__Exercise data__.
——

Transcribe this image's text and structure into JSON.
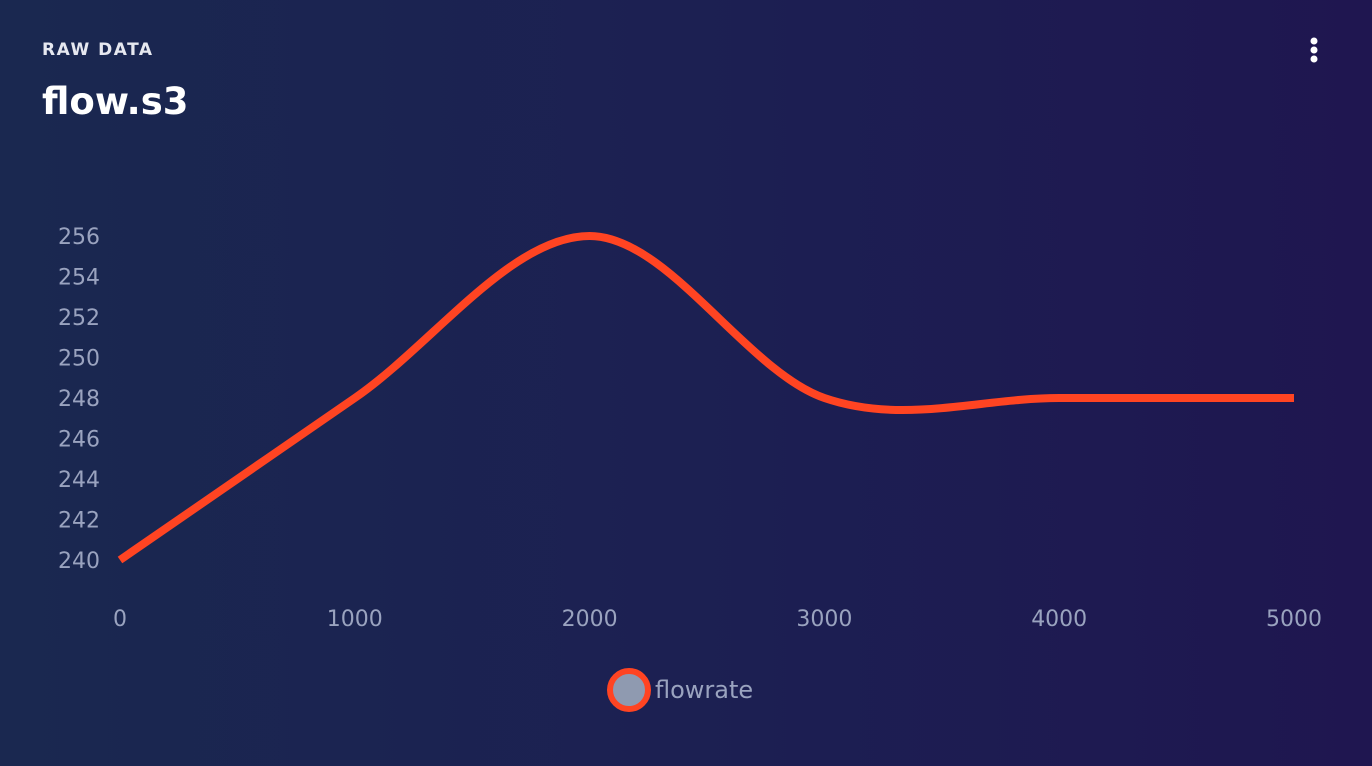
{
  "header": {
    "eyebrow": "RAW DATA",
    "title": "flow.s3",
    "menu_icon": "more-vertical-icon"
  },
  "colors": {
    "background_start": "#1a2850",
    "background_end": "#1f1650",
    "line": "#ff4422",
    "tick_text": "#9aa3bf",
    "legend_fill": "#8f9ab0"
  },
  "chart_data": {
    "type": "line",
    "smooth": true,
    "grid": false,
    "legend_position": "bottom-center",
    "title": "",
    "xlabel": "",
    "ylabel": "",
    "xlim": [
      0,
      5000
    ],
    "ylim": [
      240,
      256
    ],
    "x_ticks": [
      0,
      1000,
      2000,
      3000,
      4000,
      5000
    ],
    "y_ticks": [
      240,
      242,
      244,
      246,
      248,
      250,
      252,
      254,
      256
    ],
    "x": [
      0,
      1000,
      2000,
      3000,
      4000,
      5000
    ],
    "series": [
      {
        "name": "flowrate",
        "color": "#ff4422",
        "values": [
          240,
          248,
          256,
          248,
          248,
          248
        ]
      }
    ]
  }
}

——

__Exercise directions__. Copy every line above word for word and exclude the pictures.

__Task output__.
Transcribe this image's text and structure into JSON.
{
  "header": {
    "eyebrow": "RAW DATA",
    "title": "flow.s3",
    "menu_icon": "more-vertical-icon"
  },
  "colors": {
    "background_start": "#1a2850",
    "background_end": "#1f1650",
    "line": "#ff4422",
    "tick_text": "#9aa3bf",
    "legend_fill": "#8f9ab0"
  },
  "chart_data": {
    "type": "line",
    "smooth": true,
    "grid": false,
    "legend_position": "bottom-center",
    "title": "",
    "xlabel": "",
    "ylabel": "",
    "xlim": [
      0,
      5000
    ],
    "ylim": [
      240,
      256
    ],
    "x_ticks": [
      0,
      1000,
      2000,
      3000,
      4000,
      5000
    ],
    "y_ticks": [
      240,
      242,
      244,
      246,
      248,
      250,
      252,
      254,
      256
    ],
    "x": [
      0,
      1000,
      2000,
      3000,
      4000,
      5000
    ],
    "series": [
      {
        "name": "flowrate",
        "color": "#ff4422",
        "values": [
          240,
          248,
          256,
          248,
          248,
          248
        ]
      }
    ]
  }
}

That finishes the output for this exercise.